[PROBLEM TO WORK ON]:
Each record below should be repeated precisely as written.

++++ RECORDS FOR THIS EXERCISE

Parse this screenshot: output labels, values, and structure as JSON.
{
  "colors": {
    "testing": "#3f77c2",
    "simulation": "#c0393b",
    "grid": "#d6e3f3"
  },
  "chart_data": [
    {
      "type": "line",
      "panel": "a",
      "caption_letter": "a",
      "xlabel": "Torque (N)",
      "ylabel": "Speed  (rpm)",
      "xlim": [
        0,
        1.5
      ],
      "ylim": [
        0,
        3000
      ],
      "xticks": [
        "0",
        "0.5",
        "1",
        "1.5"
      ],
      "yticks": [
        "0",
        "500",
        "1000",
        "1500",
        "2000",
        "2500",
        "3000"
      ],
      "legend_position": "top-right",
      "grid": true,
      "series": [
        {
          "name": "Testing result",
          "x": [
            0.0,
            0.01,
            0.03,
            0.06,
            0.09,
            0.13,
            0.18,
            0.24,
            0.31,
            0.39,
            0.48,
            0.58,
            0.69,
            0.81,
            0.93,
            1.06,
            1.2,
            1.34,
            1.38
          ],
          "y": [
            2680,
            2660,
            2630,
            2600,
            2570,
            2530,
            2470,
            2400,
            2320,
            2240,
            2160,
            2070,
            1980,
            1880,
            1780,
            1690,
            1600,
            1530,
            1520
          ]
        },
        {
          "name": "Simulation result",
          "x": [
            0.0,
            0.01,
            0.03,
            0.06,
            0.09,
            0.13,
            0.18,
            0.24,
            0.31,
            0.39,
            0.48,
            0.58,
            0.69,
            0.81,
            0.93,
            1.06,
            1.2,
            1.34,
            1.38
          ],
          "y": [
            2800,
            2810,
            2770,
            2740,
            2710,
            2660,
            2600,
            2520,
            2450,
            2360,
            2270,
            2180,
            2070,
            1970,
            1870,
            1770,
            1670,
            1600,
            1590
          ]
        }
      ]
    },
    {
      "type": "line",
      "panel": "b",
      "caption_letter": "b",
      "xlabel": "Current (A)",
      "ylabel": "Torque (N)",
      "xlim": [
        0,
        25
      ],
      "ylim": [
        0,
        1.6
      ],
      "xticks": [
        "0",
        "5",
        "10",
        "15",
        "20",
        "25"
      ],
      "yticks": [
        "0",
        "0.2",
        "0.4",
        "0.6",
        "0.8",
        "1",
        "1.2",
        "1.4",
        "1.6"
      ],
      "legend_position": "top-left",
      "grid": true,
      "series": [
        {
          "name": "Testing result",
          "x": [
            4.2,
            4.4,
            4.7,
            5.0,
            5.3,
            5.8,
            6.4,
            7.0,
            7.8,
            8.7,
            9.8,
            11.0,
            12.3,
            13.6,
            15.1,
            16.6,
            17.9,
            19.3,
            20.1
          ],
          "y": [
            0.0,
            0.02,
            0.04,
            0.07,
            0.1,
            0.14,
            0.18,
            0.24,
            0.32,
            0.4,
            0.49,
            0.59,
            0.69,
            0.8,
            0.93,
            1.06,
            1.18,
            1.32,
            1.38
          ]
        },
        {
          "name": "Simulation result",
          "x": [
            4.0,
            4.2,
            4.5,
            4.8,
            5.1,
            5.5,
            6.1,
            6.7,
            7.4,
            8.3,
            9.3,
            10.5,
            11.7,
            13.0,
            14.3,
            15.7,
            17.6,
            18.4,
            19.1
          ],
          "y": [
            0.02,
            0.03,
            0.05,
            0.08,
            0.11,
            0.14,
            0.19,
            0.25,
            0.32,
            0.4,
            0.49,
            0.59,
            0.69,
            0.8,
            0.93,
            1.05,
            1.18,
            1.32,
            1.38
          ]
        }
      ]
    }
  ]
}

++++++++

[ANSWER TO THIS EXERCISE]:
Parse this screenshot: output labels, values, and structure as JSON.
{
  "colors": {
    "testing": "#3f77c2",
    "simulation": "#c0393b",
    "grid": "#d6e3f3"
  },
  "chart_data": [
    {
      "type": "line",
      "panel": "a",
      "caption_letter": "a",
      "xlabel": "Torque (N)",
      "ylabel": "Speed  (rpm)",
      "xlim": [
        0,
        1.5
      ],
      "ylim": [
        0,
        3000
      ],
      "xticks": [
        "0",
        "0.5",
        "1",
        "1.5"
      ],
      "yticks": [
        "0",
        "500",
        "1000",
        "1500",
        "2000",
        "2500",
        "3000"
      ],
      "legend_position": "top-right",
      "grid": true,
      "series": [
        {
          "name": "Testing result",
          "x": [
            0.0,
            0.01,
            0.03,
            0.06,
            0.09,
            0.13,
            0.18,
            0.24,
            0.31,
            0.39,
            0.48,
            0.58,
            0.69,
            0.81,
            0.93,
            1.06,
            1.2,
            1.34,
            1.38
          ],
          "y": [
            2680,
            2660,
            2630,
            2600,
            2570,
            2530,
            2470,
            2400,
            2320,
            2240,
            2160,
            2070,
            1980,
            1880,
            1780,
            1690,
            1600,
            1530,
            1520
          ]
        },
        {
          "name": "Simulation result",
          "x": [
            0.0,
            0.01,
            0.03,
            0.06,
            0.09,
            0.13,
            0.18,
            0.24,
            0.31,
            0.39,
            0.48,
            0.58,
            0.69,
            0.81,
            0.93,
            1.06,
            1.2,
            1.34,
            1.38
          ],
          "y": [
            2800,
            2810,
            2770,
            2740,
            2710,
            2660,
            2600,
            2520,
            2450,
            2360,
            2270,
            2180,
            2070,
            1970,
            1870,
            1770,
            1670,
            1600,
            1590
          ]
        }
      ]
    },
    {
      "type": "line",
      "panel": "b",
      "caption_letter": "b",
      "xlabel": "Current (A)",
      "ylabel": "Torque (N)",
      "xlim": [
        0,
        25
      ],
      "ylim": [
        0,
        1.6
      ],
      "xticks": [
        "0",
        "5",
        "10",
        "15",
        "20",
        "25"
      ],
      "yticks": [
        "0",
        "0.2",
        "0.4",
        "0.6",
        "0.8",
        "1",
        "1.2",
        "1.4",
        "1.6"
      ],
      "legend_position": "top-left",
      "grid": true,
      "series": [
        {
          "name": "Testing result",
          "x": [
            4.2,
            4.4,
            4.7,
            5.0,
            5.3,
            5.8,
            6.4,
            7.0,
            7.8,
            8.7,
            9.8,
            11.0,
            12.3,
            13.6,
            15.1,
            16.6,
            17.9,
            19.3,
            20.1
          ],
          "y": [
            0.0,
            0.02,
            0.04,
            0.07,
            0.1,
            0.14,
            0.18,
            0.24,
            0.32,
            0.4,
            0.49,
            0.59,
            0.69,
            0.8,
            0.93,
            1.06,
            1.18,
            1.32,
            1.38
          ]
        },
        {
          "name": "Simulation result",
          "x": [
            4.0,
            4.2,
            4.5,
            4.8,
            5.1,
            5.5,
            6.1,
            6.7,
            7.4,
            8.3,
            9.3,
            10.5,
            11.7,
            13.0,
            14.3,
            15.7,
            17.6,
            18.4,
            19.1
          ],
          "y": [
            0.02,
            0.03,
            0.05,
            0.08,
            0.11,
            0.14,
            0.19,
            0.25,
            0.32,
            0.4,
            0.49,
            0.59,
            0.69,
            0.8,
            0.93,
            1.05,
            1.18,
            1.32,
            1.38
          ]
        }
      ]
    }
  ]
}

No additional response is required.